start RECORDS FOR THE TASK

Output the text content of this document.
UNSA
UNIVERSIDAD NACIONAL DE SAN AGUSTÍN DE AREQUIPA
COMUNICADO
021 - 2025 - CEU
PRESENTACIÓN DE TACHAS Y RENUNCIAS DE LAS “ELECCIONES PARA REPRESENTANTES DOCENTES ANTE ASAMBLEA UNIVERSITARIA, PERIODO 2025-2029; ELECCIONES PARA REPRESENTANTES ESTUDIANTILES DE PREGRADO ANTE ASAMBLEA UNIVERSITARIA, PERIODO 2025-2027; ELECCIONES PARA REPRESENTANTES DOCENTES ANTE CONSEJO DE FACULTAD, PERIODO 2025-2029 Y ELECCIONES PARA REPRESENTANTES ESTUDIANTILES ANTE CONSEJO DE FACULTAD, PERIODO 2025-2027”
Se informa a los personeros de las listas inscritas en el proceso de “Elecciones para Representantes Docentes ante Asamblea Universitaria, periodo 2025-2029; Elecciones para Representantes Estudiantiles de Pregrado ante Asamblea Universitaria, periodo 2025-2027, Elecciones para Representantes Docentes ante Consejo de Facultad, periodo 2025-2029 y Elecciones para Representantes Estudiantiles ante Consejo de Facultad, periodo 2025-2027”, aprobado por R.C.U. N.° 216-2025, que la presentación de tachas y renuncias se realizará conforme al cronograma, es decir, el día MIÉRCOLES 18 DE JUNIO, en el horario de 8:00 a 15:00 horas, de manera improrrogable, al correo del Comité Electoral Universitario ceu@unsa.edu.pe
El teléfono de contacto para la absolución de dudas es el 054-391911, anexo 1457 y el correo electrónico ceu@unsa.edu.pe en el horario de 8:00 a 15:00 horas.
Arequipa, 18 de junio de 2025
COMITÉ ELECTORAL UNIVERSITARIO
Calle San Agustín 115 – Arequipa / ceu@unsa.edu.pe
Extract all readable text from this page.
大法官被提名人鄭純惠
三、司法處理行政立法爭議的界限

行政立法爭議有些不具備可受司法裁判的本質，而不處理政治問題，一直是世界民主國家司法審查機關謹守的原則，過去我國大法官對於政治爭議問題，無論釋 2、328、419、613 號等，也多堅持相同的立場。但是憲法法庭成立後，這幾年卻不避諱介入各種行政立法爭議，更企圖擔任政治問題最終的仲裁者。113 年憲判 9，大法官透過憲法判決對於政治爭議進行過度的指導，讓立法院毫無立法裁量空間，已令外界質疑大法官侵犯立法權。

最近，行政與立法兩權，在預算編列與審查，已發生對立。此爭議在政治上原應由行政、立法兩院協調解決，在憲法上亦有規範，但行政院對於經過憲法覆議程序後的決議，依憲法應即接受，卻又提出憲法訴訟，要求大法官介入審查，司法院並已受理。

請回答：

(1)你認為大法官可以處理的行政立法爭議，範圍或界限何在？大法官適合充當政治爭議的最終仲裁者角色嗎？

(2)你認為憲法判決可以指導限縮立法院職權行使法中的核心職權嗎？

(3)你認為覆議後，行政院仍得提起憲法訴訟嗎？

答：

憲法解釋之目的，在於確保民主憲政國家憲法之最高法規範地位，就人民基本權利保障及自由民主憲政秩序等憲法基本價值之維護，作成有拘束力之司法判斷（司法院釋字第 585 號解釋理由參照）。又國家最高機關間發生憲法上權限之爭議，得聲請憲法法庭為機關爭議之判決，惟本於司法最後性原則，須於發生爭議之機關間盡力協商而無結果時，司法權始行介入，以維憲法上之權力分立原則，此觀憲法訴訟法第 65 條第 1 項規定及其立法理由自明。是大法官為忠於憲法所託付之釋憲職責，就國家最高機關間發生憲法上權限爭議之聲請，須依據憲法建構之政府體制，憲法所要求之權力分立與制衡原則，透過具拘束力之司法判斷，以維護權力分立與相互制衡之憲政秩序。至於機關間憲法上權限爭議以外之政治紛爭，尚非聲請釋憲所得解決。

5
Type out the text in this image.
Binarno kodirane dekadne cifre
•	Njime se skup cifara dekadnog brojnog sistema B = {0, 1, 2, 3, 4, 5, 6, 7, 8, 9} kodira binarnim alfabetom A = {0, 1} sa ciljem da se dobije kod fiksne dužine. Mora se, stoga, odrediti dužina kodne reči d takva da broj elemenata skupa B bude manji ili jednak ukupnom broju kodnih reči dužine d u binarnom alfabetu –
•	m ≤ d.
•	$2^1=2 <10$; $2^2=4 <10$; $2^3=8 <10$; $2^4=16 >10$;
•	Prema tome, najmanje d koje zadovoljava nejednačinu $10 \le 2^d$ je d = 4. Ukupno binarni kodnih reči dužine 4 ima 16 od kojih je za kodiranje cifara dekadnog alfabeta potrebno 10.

end RECORDS FOR THE TASK

■ PROBLEM DETAILS
Reproduce each line from the records that contains the word "cifara".

■ OUTPUT OF THE EXERCISE
•	Njime se skup cifara dekadnog brojnog sistema B = {0, 1, 2, 3, 4, 5, 6, 7, 8, 9} kodira binarnim alfabetom A = {0, 1} sa ciljem da se dobije kod fiksne dužine. Mora se, stoga, odrediti dužina kodne reči d takva da broj elemenata skupa B bude manji ili jednak ukupnom broju kodnih reči dužine d u binarnom alfabetu –
•	Prema tome, najmanje d koje zadovoljava nejednačinu $10 \le 2^d$ je d = 4. Ukupno binarni kodnih reči dužine 4 ima 16 od kojih je za kodiranje cifara dekadnog alfabeta potrebno 10.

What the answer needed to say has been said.